Brief →
Look through the lines below and extract each one that contains "color".

Data entries →

# # # #

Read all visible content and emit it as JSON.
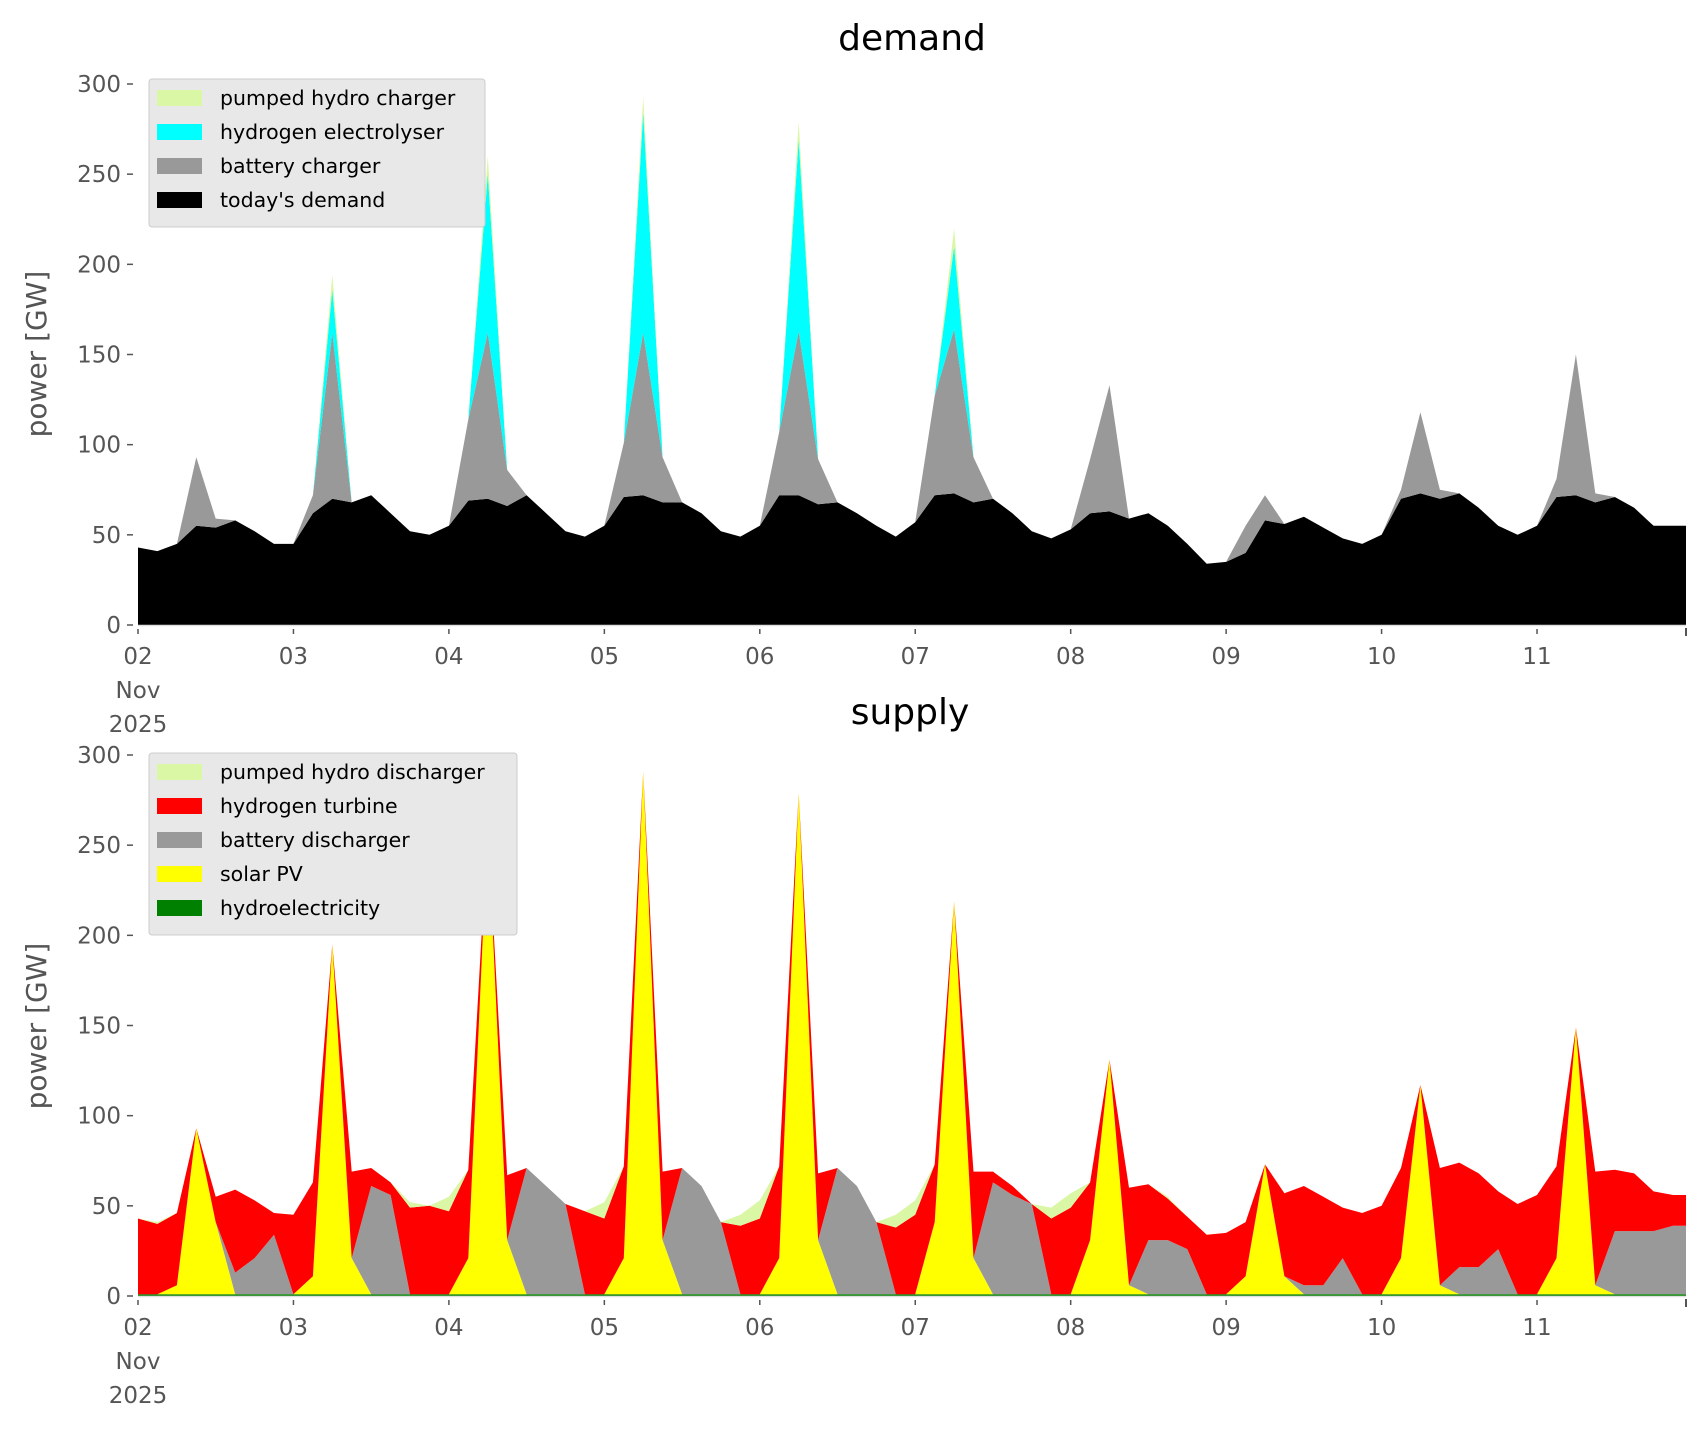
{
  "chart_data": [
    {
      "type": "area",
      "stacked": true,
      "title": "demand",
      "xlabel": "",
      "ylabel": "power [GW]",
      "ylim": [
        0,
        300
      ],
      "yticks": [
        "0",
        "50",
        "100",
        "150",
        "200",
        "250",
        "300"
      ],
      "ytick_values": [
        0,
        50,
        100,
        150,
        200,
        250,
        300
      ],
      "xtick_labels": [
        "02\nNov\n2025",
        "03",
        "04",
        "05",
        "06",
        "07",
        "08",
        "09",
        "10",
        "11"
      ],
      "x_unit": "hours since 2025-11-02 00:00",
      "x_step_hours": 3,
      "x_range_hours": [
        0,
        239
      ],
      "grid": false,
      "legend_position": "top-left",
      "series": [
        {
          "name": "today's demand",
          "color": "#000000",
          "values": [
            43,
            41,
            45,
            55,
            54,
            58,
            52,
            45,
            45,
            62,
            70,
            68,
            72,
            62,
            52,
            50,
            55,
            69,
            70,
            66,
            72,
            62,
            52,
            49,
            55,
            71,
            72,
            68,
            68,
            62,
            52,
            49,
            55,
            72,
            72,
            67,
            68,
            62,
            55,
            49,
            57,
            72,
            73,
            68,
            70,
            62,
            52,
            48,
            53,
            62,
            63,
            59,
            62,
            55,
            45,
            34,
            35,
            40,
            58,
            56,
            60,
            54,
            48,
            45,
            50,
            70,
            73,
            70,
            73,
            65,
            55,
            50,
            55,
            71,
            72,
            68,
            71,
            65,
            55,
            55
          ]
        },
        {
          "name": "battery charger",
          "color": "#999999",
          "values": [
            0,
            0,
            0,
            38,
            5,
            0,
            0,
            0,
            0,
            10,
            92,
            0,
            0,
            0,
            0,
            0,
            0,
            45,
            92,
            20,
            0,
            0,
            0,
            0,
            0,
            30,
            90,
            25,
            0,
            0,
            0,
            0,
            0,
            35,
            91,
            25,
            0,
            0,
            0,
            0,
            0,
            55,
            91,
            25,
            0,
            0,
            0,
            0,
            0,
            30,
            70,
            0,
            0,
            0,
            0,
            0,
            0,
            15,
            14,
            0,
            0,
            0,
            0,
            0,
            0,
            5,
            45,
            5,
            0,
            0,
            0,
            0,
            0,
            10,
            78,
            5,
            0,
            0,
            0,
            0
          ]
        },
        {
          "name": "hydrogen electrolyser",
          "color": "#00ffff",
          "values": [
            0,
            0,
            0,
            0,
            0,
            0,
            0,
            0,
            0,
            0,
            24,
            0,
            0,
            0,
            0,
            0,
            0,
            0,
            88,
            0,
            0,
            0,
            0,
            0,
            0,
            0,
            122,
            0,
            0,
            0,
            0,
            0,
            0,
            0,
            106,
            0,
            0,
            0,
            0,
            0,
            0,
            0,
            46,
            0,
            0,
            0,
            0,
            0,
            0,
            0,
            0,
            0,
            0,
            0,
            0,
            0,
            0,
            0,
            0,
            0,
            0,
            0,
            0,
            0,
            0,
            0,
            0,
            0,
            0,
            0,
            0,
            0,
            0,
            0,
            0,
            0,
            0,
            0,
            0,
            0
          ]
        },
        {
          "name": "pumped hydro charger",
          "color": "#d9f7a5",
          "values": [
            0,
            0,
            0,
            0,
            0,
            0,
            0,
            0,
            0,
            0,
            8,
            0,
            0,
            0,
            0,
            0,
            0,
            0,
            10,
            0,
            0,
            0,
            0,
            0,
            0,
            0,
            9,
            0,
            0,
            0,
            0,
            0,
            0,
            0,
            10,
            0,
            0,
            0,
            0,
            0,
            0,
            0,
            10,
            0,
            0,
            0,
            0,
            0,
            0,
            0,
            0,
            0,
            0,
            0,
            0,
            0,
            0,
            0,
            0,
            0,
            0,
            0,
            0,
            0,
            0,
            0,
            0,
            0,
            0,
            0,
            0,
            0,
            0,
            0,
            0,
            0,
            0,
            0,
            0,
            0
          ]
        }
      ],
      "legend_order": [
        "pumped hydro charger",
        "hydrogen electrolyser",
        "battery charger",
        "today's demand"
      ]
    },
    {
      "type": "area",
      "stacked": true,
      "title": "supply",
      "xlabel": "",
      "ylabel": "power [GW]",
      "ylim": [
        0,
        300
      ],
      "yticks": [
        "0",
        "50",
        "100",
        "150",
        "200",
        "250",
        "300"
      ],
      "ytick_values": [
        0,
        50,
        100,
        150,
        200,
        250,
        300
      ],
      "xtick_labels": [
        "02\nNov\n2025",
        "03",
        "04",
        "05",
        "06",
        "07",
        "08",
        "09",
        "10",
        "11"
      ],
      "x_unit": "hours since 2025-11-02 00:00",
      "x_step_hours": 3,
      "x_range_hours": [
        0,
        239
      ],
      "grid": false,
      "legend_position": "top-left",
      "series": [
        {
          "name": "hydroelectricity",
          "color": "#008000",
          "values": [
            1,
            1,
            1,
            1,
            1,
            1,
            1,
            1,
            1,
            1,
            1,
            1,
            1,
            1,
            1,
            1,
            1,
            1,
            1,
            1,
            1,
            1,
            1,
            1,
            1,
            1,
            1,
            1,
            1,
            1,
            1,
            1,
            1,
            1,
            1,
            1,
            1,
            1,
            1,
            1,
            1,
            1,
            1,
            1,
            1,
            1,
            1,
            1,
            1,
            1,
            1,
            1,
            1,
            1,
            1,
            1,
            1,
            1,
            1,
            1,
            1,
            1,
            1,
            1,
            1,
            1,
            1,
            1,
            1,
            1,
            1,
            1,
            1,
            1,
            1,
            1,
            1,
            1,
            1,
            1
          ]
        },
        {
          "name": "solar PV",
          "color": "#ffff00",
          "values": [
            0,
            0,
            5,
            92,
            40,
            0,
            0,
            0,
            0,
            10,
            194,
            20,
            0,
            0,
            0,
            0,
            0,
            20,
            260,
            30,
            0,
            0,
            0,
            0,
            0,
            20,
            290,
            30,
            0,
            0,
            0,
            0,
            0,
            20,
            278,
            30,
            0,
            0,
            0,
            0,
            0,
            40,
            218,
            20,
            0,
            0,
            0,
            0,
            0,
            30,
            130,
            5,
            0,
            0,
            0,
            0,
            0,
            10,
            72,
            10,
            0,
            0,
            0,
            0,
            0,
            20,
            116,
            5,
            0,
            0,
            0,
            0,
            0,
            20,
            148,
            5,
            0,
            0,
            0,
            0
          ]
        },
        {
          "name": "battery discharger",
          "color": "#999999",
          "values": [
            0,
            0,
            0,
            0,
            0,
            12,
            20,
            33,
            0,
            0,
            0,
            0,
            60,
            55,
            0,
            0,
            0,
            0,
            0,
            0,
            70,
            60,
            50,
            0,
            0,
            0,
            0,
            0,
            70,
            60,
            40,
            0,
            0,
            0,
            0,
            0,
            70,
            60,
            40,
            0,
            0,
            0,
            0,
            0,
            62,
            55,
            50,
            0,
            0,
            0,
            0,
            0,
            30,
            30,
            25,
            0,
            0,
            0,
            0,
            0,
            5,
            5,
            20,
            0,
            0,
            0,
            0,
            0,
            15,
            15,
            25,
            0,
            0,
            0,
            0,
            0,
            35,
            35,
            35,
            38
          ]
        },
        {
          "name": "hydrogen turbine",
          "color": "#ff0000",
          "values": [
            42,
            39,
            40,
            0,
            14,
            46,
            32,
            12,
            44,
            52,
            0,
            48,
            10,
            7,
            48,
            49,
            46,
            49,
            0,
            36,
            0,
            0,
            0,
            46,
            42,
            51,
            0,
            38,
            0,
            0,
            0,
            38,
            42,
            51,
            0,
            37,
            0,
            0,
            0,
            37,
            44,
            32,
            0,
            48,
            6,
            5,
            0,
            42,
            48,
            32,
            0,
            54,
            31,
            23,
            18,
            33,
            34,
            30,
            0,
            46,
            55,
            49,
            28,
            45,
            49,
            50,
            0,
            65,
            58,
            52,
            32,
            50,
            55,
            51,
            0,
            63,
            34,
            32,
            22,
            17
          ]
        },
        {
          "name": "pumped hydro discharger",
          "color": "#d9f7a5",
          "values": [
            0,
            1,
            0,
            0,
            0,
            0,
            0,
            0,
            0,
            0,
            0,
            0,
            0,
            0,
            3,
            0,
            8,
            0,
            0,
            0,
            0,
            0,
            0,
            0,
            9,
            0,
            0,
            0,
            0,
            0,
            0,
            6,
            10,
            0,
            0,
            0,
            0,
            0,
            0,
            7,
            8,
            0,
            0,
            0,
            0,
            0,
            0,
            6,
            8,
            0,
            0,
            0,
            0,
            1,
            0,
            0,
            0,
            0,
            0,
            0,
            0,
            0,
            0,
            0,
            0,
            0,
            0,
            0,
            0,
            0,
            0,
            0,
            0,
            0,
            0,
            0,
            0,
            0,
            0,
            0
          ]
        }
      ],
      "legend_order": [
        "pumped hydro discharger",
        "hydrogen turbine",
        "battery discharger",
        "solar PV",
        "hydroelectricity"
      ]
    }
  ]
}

# # # #

Answer for the task →
          "color": "#000000",
          "color": "#999999",
          "color": "#00ffff",
          "color": "#d9f7a5",
          "color": "#008000",
          "color": "#ffff00",
          "color": "#999999",
          "color": "#ff0000",
          "color": "#d9f7a5",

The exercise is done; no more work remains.